--- start MATERIAL SUPPLIED ---

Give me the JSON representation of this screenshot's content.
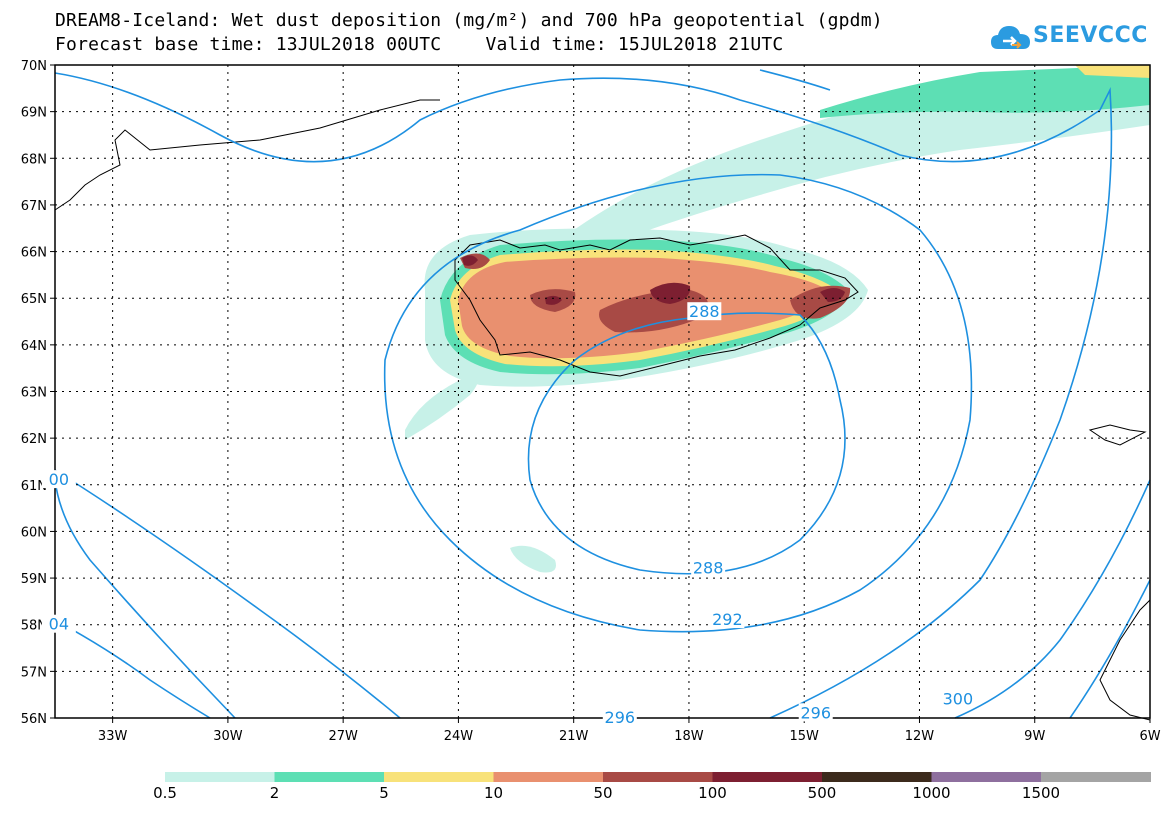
{
  "title": {
    "line1": "DREAM8-Iceland: Wet dust deposition (mg/m²) and 700 hPa geopotential (gpdm)",
    "line2": "Forecast base time: 13JUL2018 00UTC    Valid time: 15JUL2018 21UTC"
  },
  "logo": {
    "text": "SEEVCCC",
    "icon": "cloud-arrow-icon"
  },
  "map": {
    "lat_labels": [
      "70N",
      "69N",
      "68N",
      "67N",
      "66N",
      "65N",
      "64N",
      "63N",
      "62N",
      "61N",
      "60N",
      "59N",
      "58N",
      "57N",
      "56N"
    ],
    "lon_labels": [
      "33W",
      "30W",
      "27W",
      "24W",
      "21W",
      "18W",
      "15W",
      "12W",
      "9W",
      "6W"
    ],
    "lat_range": [
      56,
      70
    ],
    "lon_range": [
      -34.5,
      -6
    ],
    "contour_labels": [
      {
        "label": "288",
        "lon": -17.6,
        "lat": 64.7
      },
      {
        "label": "288",
        "lon": -17.5,
        "lat": 59.2
      },
      {
        "label": "292",
        "lon": -17.0,
        "lat": 58.1
      },
      {
        "label": "296",
        "lon": -19.8,
        "lat": 56.0
      },
      {
        "label": "296",
        "lon": -14.7,
        "lat": 56.1
      },
      {
        "label": "300",
        "lon": -11.0,
        "lat": 56.4
      },
      {
        "label": "00",
        "lon": -34.4,
        "lat": 61.1
      },
      {
        "label": "04",
        "lon": -34.4,
        "lat": 58.0
      }
    ],
    "contour_color": "#1e90e0"
  },
  "colorbar": {
    "labels": [
      "0.5",
      "2",
      "5",
      "10",
      "50",
      "100",
      "500",
      "1000",
      "1500"
    ],
    "colors": [
      "#c7f1e8",
      "#5ddfb4",
      "#f8e27a",
      "#e9906f",
      "#a84a45",
      "#7d1f31",
      "#3c2a1c",
      "#8e6f9e",
      "#a4a4a4"
    ]
  }
}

--- end MATERIAL SUPPLIED ---

WHAT YOU ARE ASKED TO DO
Your copy should hold every record word for word and none of the pictures.

FULL ANSWER
Give me the JSON representation of this screenshot's content.
{
  "title": {
    "line1": "DREAM8-Iceland: Wet dust deposition (mg/m²) and 700 hPa geopotential (gpdm)",
    "line2": "Forecast base time: 13JUL2018 00UTC    Valid time: 15JUL2018 21UTC"
  },
  "logo": {
    "text": "SEEVCCC",
    "icon": "cloud-arrow-icon"
  },
  "map": {
    "lat_labels": [
      "70N",
      "69N",
      "68N",
      "67N",
      "66N",
      "65N",
      "64N",
      "63N",
      "62N",
      "61N",
      "60N",
      "59N",
      "58N",
      "57N",
      "56N"
    ],
    "lon_labels": [
      "33W",
      "30W",
      "27W",
      "24W",
      "21W",
      "18W",
      "15W",
      "12W",
      "9W",
      "6W"
    ],
    "lat_range": [
      56,
      70
    ],
    "lon_range": [
      -34.5,
      -6
    ],
    "contour_labels": [
      {
        "label": "288",
        "lon": -17.6,
        "lat": 64.7
      },
      {
        "label": "288",
        "lon": -17.5,
        "lat": 59.2
      },
      {
        "label": "292",
        "lon": -17.0,
        "lat": 58.1
      },
      {
        "label": "296",
        "lon": -19.8,
        "lat": 56.0
      },
      {
        "label": "296",
        "lon": -14.7,
        "lat": 56.1
      },
      {
        "label": "300",
        "lon": -11.0,
        "lat": 56.4
      },
      {
        "label": "00",
        "lon": -34.4,
        "lat": 61.1
      },
      {
        "label": "04",
        "lon": -34.4,
        "lat": 58.0
      }
    ],
    "contour_color": "#1e90e0"
  },
  "colorbar": {
    "labels": [
      "0.5",
      "2",
      "5",
      "10",
      "50",
      "100",
      "500",
      "1000",
      "1500"
    ],
    "colors": [
      "#c7f1e8",
      "#5ddfb4",
      "#f8e27a",
      "#e9906f",
      "#a84a45",
      "#7d1f31",
      "#3c2a1c",
      "#8e6f9e",
      "#a4a4a4"
    ]
  }
}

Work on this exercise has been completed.